» GOAL
Extract every line of the material below word for word, leaving out the pictures.
───── RAW RECORDS ─────
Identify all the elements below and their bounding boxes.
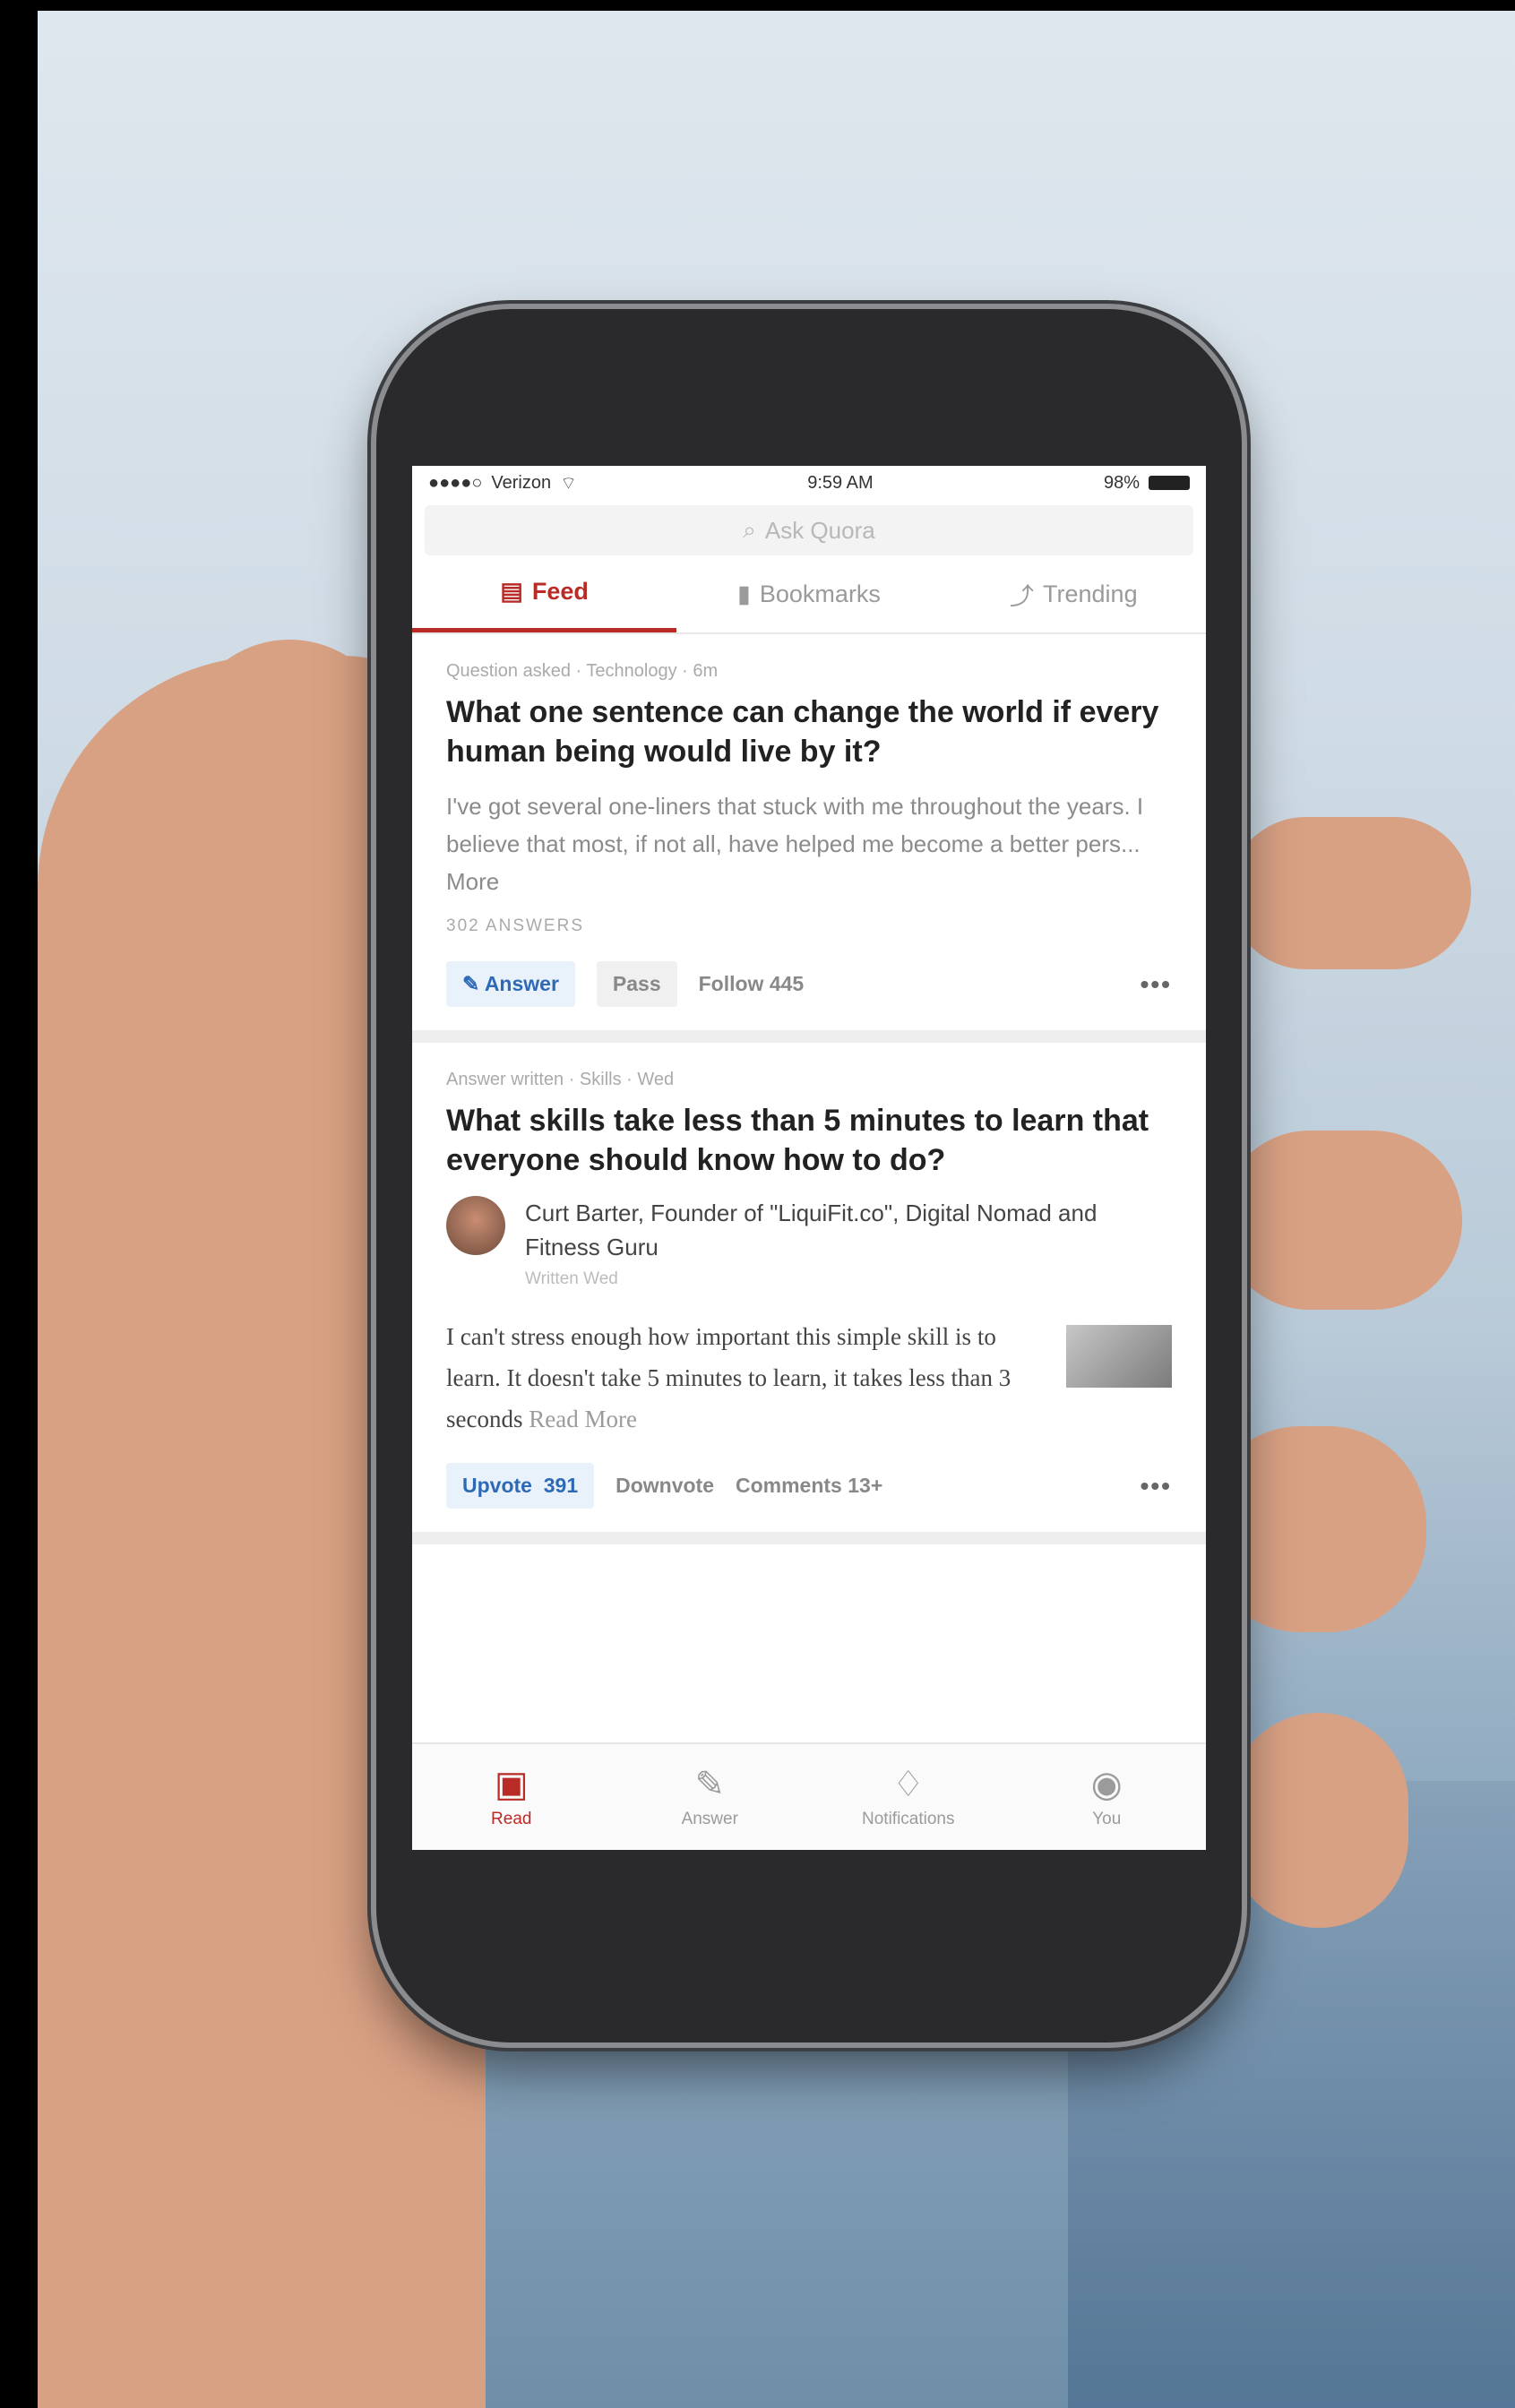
author-block[interactable]: Curt Barter, Founder of "LiquiFit.co", D…	[446, 1196, 1172, 1289]
answer-thumbnail[interactable]	[1066, 1325, 1172, 1388]
bookmark-icon: ▮	[737, 580, 751, 607]
comments-count: 13+	[848, 1474, 883, 1497]
battery-icon	[1148, 476, 1190, 490]
feed-icon: ▤	[500, 578, 523, 605]
more-options-icon[interactable]: •••	[1141, 970, 1172, 999]
follow-count: 445	[769, 972, 805, 995]
nav-notifications[interactable]: ♢ Notifications	[809, 1744, 1008, 1850]
trending-icon: ⤴	[1010, 582, 1035, 610]
comments-button[interactable]: Comments 13+	[736, 1474, 882, 1498]
question-title[interactable]: What one sentence can change the world i…	[446, 692, 1172, 771]
answer-actions: Upvote 391 Downvote Comments 13+ •••	[446, 1463, 1172, 1509]
read-icon: ▣	[494, 1765, 529, 1804]
pass-button[interactable]: Pass	[596, 961, 677, 1007]
edit-icon: ✎	[694, 1765, 725, 1804]
profile-icon: ◉	[1090, 1765, 1123, 1804]
answer-body[interactable]: I can't stress enough how important this…	[446, 1316, 1172, 1440]
finger	[1229, 1713, 1408, 1928]
nav-you[interactable]: ◉ You	[1008, 1744, 1207, 1850]
feed-tabs: ▤ Feed ▮ Bookmarks ⤴ Trending	[412, 555, 1206, 634]
wifi-icon: ⌔	[560, 473, 577, 494]
nav-label: Notifications	[862, 1810, 955, 1828]
tab-feed[interactable]: ▤ Feed	[412, 555, 677, 632]
tab-label: Trending	[1043, 580, 1138, 607]
answers-count: 302 ANSWERS	[446, 916, 584, 935]
signal-icon: ●●●●○	[428, 472, 483, 493]
follow-button[interactable]: Follow 445	[699, 972, 805, 996]
follow-label: Follow	[698, 972, 764, 995]
nav-read[interactable]: ▣ Read	[412, 1744, 611, 1850]
tab-label: Feed	[531, 578, 589, 605]
tab-bookmarks[interactable]: ▮ Bookmarks	[676, 555, 941, 632]
carrier: Verizon	[491, 472, 552, 493]
tab-label: Bookmarks	[759, 580, 881, 607]
nav-label: Read	[491, 1810, 532, 1828]
question-excerpt[interactable]: I've got several one-liners that stuck w…	[446, 787, 1172, 900]
upvote-button[interactable]: Upvote 391	[446, 1463, 595, 1509]
clock: 9:59 AM	[807, 472, 874, 493]
tab-trending[interactable]: ⤴ Trending	[942, 555, 1206, 632]
search-icon: ⌕	[743, 516, 756, 543]
more-options-icon[interactable]: •••	[1141, 1472, 1172, 1501]
answer-card: Answer written · Skills · Wed What skill…	[412, 1043, 1206, 1544]
card-meta: Question asked · Technology · 6m	[446, 661, 719, 681]
finger	[1229, 817, 1471, 969]
phone-screen: ●●●●○ Verizon ⌔ 9:59 AM 98% ⌕ Ask Quora ▤ F…	[412, 466, 1206, 1850]
question-actions: ✎ Answer Pass Follow 445 •••	[446, 961, 1172, 1007]
nav-label: Answer	[681, 1810, 738, 1828]
nav-answer[interactable]: ✎ Answer	[611, 1744, 810, 1850]
answer-label: Answer	[484, 972, 559, 995]
card-meta: Answer written · Skills · Wed	[446, 1070, 675, 1089]
upvote-label: Upvote	[462, 1474, 532, 1497]
comments-label: Comments	[736, 1474, 842, 1497]
search-placeholder: Ask Quora	[764, 516, 875, 544]
finger	[1220, 1131, 1462, 1310]
battery-percent: 98%	[1103, 472, 1140, 493]
avatar[interactable]	[446, 1196, 505, 1255]
read-more-link[interactable]: Read More	[529, 1406, 637, 1432]
question-title[interactable]: What skills take less than 5 minutes to …	[446, 1101, 1172, 1180]
nav-label: You	[1092, 1810, 1122, 1828]
bottom-navigation: ▣ Read ✎ Answer ♢ Notifications ◉ You	[412, 1742, 1206, 1850]
bell-icon: ♢	[891, 1765, 925, 1804]
answer-button[interactable]: ✎ Answer	[446, 961, 575, 1007]
author-written-date: Written Wed	[525, 1269, 618, 1288]
author-name[interactable]: Curt Barter, Founder of "LiquiFit.co", D…	[525, 1196, 1172, 1264]
question-card: Question asked · Technology · 6m What on…	[412, 634, 1206, 1043]
downvote-button[interactable]: Downvote	[615, 1474, 714, 1498]
upvote-count: 391	[543, 1474, 579, 1497]
status-bar: ●●●●○ Verizon ⌔ 9:59 AM 98%	[412, 466, 1206, 500]
search-input[interactable]: ⌕ Ask Quora	[425, 505, 1193, 555]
─────
» REPLY
Identify all the elements below and their bounding boxes.
author-block[interactable]: Curt Barter, Founder of "LiquiFit.co", D…	[446, 1196, 1172, 1289]
answer-thumbnail[interactable]	[1066, 1325, 1172, 1388]
bookmark-icon: ▮	[737, 580, 751, 607]
comments-count: 13+	[848, 1474, 883, 1497]
battery-icon	[1148, 476, 1190, 490]
feed-icon: ▤	[500, 578, 523, 605]
more-options-icon[interactable]: •••	[1141, 970, 1172, 999]
follow-count: 445	[769, 972, 805, 995]
nav-notifications[interactable]: ♢ Notifications	[809, 1744, 1008, 1850]
trending-icon: ⤴	[1010, 582, 1035, 610]
comments-button[interactable]: Comments 13+	[736, 1474, 882, 1498]
question-title[interactable]: What one sentence can change the world i…	[446, 692, 1172, 771]
answer-actions: Upvote 391 Downvote Comments 13+ •••	[446, 1463, 1172, 1509]
read-icon: ▣	[494, 1765, 529, 1804]
pass-button[interactable]: Pass	[596, 961, 677, 1007]
edit-icon: ✎	[694, 1765, 725, 1804]
profile-icon: ◉	[1090, 1765, 1123, 1804]
answer-body[interactable]: I can't stress enough how important this…	[446, 1316, 1172, 1440]
finger	[1229, 1713, 1408, 1928]
nav-you[interactable]: ◉ You	[1008, 1744, 1207, 1850]
feed-tabs: ▤ Feed ▮ Bookmarks ⤴ Trending	[412, 555, 1206, 634]
wifi-icon: ⌔	[560, 473, 577, 494]
nav-label: Notifications	[862, 1810, 955, 1828]
tab-feed[interactable]: ▤ Feed	[412, 555, 677, 632]
tab-label: Trending	[1043, 580, 1138, 607]
answers-count: 302 ANSWERS	[446, 916, 584, 935]
signal-icon: ●●●●○	[428, 472, 483, 493]
follow-button[interactable]: Follow 445	[699, 972, 805, 996]
follow-label: Follow	[698, 972, 764, 995]
nav-read[interactable]: ▣ Read	[412, 1744, 611, 1850]
tab-label: Feed	[531, 578, 589, 605]
tab-bookmarks[interactable]: ▮ Bookmarks	[676, 555, 941, 632]
carrier: Verizon	[491, 472, 552, 493]
tab-label: Bookmarks	[759, 580, 881, 607]
nav-label: Read	[491, 1810, 532, 1828]
question-excerpt[interactable]: I've got several one-liners that stuck w…	[446, 787, 1172, 900]
upvote-button[interactable]: Upvote 391	[446, 1463, 595, 1509]
clock: 9:59 AM	[807, 472, 874, 493]
tab-trending[interactable]: ⤴ Trending	[942, 555, 1206, 632]
search-icon: ⌕	[743, 516, 756, 543]
more-options-icon[interactable]: •••	[1141, 1472, 1172, 1501]
answer-card: Answer written · Skills · Wed What skill…	[412, 1043, 1206, 1544]
card-meta: Question asked · Technology · 6m	[446, 661, 719, 681]
finger	[1229, 817, 1471, 969]
phone-screen: ●●●●○ Verizon ⌔ 9:59 AM 98% ⌕ Ask Quora ▤ F…	[412, 466, 1206, 1850]
question-actions: ✎ Answer Pass Follow 445 •••	[446, 961, 1172, 1007]
nav-label: Answer	[681, 1810, 738, 1828]
nav-answer[interactable]: ✎ Answer	[611, 1744, 810, 1850]
answer-label: Answer	[484, 972, 559, 995]
card-meta: Answer written · Skills · Wed	[446, 1070, 675, 1089]
upvote-label: Upvote	[462, 1474, 532, 1497]
comments-label: Comments	[736, 1474, 842, 1497]
search-placeholder: Ask Quora	[764, 516, 875, 544]
finger	[1220, 1131, 1462, 1310]
battery-percent: 98%	[1103, 472, 1140, 493]
avatar[interactable]	[446, 1196, 505, 1255]
read-more-link[interactable]: Read More	[529, 1406, 637, 1432]
question-title[interactable]: What skills take less than 5 minutes to …	[446, 1101, 1172, 1180]
nav-label: You	[1092, 1810, 1122, 1828]
bottom-navigation: ▣ Read ✎ Answer ♢ Notifications ◉ You	[412, 1742, 1206, 1850]
bell-icon: ♢	[891, 1765, 925, 1804]
answer-button[interactable]: ✎ Answer	[446, 961, 575, 1007]
author-written-date: Written Wed	[525, 1269, 618, 1288]
author-name[interactable]: Curt Barter, Founder of "LiquiFit.co", D…	[525, 1196, 1172, 1264]
question-card: Question asked · Technology · 6m What on…	[412, 634, 1206, 1043]
downvote-button[interactable]: Downvote	[615, 1474, 714, 1498]
upvote-count: 391	[543, 1474, 579, 1497]
status-bar: ●●●●○ Verizon ⌔ 9:59 AM 98%	[412, 466, 1206, 500]
search-input[interactable]: ⌕ Ask Quora	[425, 505, 1193, 555]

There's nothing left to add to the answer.